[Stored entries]
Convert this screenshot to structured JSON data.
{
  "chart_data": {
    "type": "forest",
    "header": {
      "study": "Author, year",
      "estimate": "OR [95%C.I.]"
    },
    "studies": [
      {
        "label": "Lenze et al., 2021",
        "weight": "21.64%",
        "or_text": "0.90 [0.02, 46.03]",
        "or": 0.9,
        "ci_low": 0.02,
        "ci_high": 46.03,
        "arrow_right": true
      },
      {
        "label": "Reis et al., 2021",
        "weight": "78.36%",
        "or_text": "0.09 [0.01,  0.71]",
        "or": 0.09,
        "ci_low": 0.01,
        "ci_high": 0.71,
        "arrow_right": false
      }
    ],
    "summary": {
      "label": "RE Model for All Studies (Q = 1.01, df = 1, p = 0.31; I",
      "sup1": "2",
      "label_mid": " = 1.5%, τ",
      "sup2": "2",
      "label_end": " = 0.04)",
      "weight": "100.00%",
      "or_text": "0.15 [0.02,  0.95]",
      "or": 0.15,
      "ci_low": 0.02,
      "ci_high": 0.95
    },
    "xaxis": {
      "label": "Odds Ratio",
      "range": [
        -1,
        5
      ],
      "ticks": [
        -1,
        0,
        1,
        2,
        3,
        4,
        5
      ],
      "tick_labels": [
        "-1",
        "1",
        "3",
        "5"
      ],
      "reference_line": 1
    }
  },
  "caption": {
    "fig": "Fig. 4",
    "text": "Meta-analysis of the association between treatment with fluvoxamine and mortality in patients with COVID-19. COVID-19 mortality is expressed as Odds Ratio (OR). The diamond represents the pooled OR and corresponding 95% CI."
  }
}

[THE PROBLEM] Set the data above down again in full, exactly as it reads.

[RESULT OF THIS EXERCISE]
Convert this screenshot to structured JSON data.
{
  "chart_data": {
    "type": "forest",
    "header": {
      "study": "Author, year",
      "estimate": "OR [95%C.I.]"
    },
    "studies": [
      {
        "label": "Lenze et al., 2021",
        "weight": "21.64%",
        "or_text": "0.90 [0.02, 46.03]",
        "or": 0.9,
        "ci_low": 0.02,
        "ci_high": 46.03,
        "arrow_right": true
      },
      {
        "label": "Reis et al., 2021",
        "weight": "78.36%",
        "or_text": "0.09 [0.01,  0.71]",
        "or": 0.09,
        "ci_low": 0.01,
        "ci_high": 0.71,
        "arrow_right": false
      }
    ],
    "summary": {
      "label": "RE Model for All Studies (Q = 1.01, df = 1, p = 0.31; I",
      "sup1": "2",
      "label_mid": " = 1.5%, τ",
      "sup2": "2",
      "label_end": " = 0.04)",
      "weight": "100.00%",
      "or_text": "0.15 [0.02,  0.95]",
      "or": 0.15,
      "ci_low": 0.02,
      "ci_high": 0.95
    },
    "xaxis": {
      "label": "Odds Ratio",
      "range": [
        -1,
        5
      ],
      "ticks": [
        -1,
        0,
        1,
        2,
        3,
        4,
        5
      ],
      "tick_labels": [
        "-1",
        "1",
        "3",
        "5"
      ],
      "reference_line": 1
    }
  },
  "caption": {
    "fig": "Fig. 4",
    "text": "Meta-analysis of the association between treatment with fluvoxamine and mortality in patients with COVID-19. COVID-19 mortality is expressed as Odds Ratio (OR). The diamond represents the pooled OR and corresponding 95% CI."
  }
}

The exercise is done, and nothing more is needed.